*** Input records ***

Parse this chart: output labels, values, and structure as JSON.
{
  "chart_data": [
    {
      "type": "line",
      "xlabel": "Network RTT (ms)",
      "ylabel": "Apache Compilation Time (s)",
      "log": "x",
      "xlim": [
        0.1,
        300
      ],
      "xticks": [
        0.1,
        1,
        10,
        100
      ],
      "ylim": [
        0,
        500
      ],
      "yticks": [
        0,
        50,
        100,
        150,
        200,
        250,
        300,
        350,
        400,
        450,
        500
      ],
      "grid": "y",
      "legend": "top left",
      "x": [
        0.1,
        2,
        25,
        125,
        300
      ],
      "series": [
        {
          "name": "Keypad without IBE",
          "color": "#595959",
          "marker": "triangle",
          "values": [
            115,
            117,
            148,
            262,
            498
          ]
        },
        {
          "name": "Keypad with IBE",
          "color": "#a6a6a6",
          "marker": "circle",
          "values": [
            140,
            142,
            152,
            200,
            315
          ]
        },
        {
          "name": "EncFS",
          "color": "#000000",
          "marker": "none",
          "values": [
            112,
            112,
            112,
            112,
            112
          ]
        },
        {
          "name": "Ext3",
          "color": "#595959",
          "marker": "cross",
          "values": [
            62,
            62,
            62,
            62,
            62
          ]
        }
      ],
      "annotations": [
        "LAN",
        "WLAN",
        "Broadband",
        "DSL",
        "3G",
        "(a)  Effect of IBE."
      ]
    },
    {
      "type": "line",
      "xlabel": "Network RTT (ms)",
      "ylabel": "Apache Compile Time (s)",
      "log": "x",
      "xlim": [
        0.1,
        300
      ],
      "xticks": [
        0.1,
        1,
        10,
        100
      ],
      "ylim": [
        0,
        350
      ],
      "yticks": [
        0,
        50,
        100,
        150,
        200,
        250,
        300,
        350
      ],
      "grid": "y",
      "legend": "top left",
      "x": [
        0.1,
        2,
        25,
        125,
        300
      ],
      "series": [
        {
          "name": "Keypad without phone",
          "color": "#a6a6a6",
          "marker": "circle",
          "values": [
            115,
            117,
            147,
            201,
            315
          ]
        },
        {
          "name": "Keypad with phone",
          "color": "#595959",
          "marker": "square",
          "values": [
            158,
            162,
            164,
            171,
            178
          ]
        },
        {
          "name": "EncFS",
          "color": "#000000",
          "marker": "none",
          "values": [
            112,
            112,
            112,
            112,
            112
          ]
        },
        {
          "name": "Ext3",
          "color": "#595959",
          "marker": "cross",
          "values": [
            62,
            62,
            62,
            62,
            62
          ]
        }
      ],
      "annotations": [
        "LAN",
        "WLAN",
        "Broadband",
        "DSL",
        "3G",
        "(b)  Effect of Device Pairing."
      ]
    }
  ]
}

***

> _Request_
Each record above should be output again exactly.

> _Result_
Parse this chart: output labels, values, and structure as JSON.
{
  "chart_data": [
    {
      "type": "line",
      "xlabel": "Network RTT (ms)",
      "ylabel": "Apache Compilation Time (s)",
      "log": "x",
      "xlim": [
        0.1,
        300
      ],
      "xticks": [
        0.1,
        1,
        10,
        100
      ],
      "ylim": [
        0,
        500
      ],
      "yticks": [
        0,
        50,
        100,
        150,
        200,
        250,
        300,
        350,
        400,
        450,
        500
      ],
      "grid": "y",
      "legend": "top left",
      "x": [
        0.1,
        2,
        25,
        125,
        300
      ],
      "series": [
        {
          "name": "Keypad without IBE",
          "color": "#595959",
          "marker": "triangle",
          "values": [
            115,
            117,
            148,
            262,
            498
          ]
        },
        {
          "name": "Keypad with IBE",
          "color": "#a6a6a6",
          "marker": "circle",
          "values": [
            140,
            142,
            152,
            200,
            315
          ]
        },
        {
          "name": "EncFS",
          "color": "#000000",
          "marker": "none",
          "values": [
            112,
            112,
            112,
            112,
            112
          ]
        },
        {
          "name": "Ext3",
          "color": "#595959",
          "marker": "cross",
          "values": [
            62,
            62,
            62,
            62,
            62
          ]
        }
      ],
      "annotations": [
        "LAN",
        "WLAN",
        "Broadband",
        "DSL",
        "3G",
        "(a)  Effect of IBE."
      ]
    },
    {
      "type": "line",
      "xlabel": "Network RTT (ms)",
      "ylabel": "Apache Compile Time (s)",
      "log": "x",
      "xlim": [
        0.1,
        300
      ],
      "xticks": [
        0.1,
        1,
        10,
        100
      ],
      "ylim": [
        0,
        350
      ],
      "yticks": [
        0,
        50,
        100,
        150,
        200,
        250,
        300,
        350
      ],
      "grid": "y",
      "legend": "top left",
      "x": [
        0.1,
        2,
        25,
        125,
        300
      ],
      "series": [
        {
          "name": "Keypad without phone",
          "color": "#a6a6a6",
          "marker": "circle",
          "values": [
            115,
            117,
            147,
            201,
            315
          ]
        },
        {
          "name": "Keypad with phone",
          "color": "#595959",
          "marker": "square",
          "values": [
            158,
            162,
            164,
            171,
            178
          ]
        },
        {
          "name": "EncFS",
          "color": "#000000",
          "marker": "none",
          "values": [
            112,
            112,
            112,
            112,
            112
          ]
        },
        {
          "name": "Ext3",
          "color": "#595959",
          "marker": "cross",
          "values": [
            62,
            62,
            62,
            62,
            62
          ]
        }
      ],
      "annotations": [
        "LAN",
        "WLAN",
        "Broadband",
        "DSL",
        "3G",
        "(b)  Effect of Device Pairing."
      ]
    }
  ]
}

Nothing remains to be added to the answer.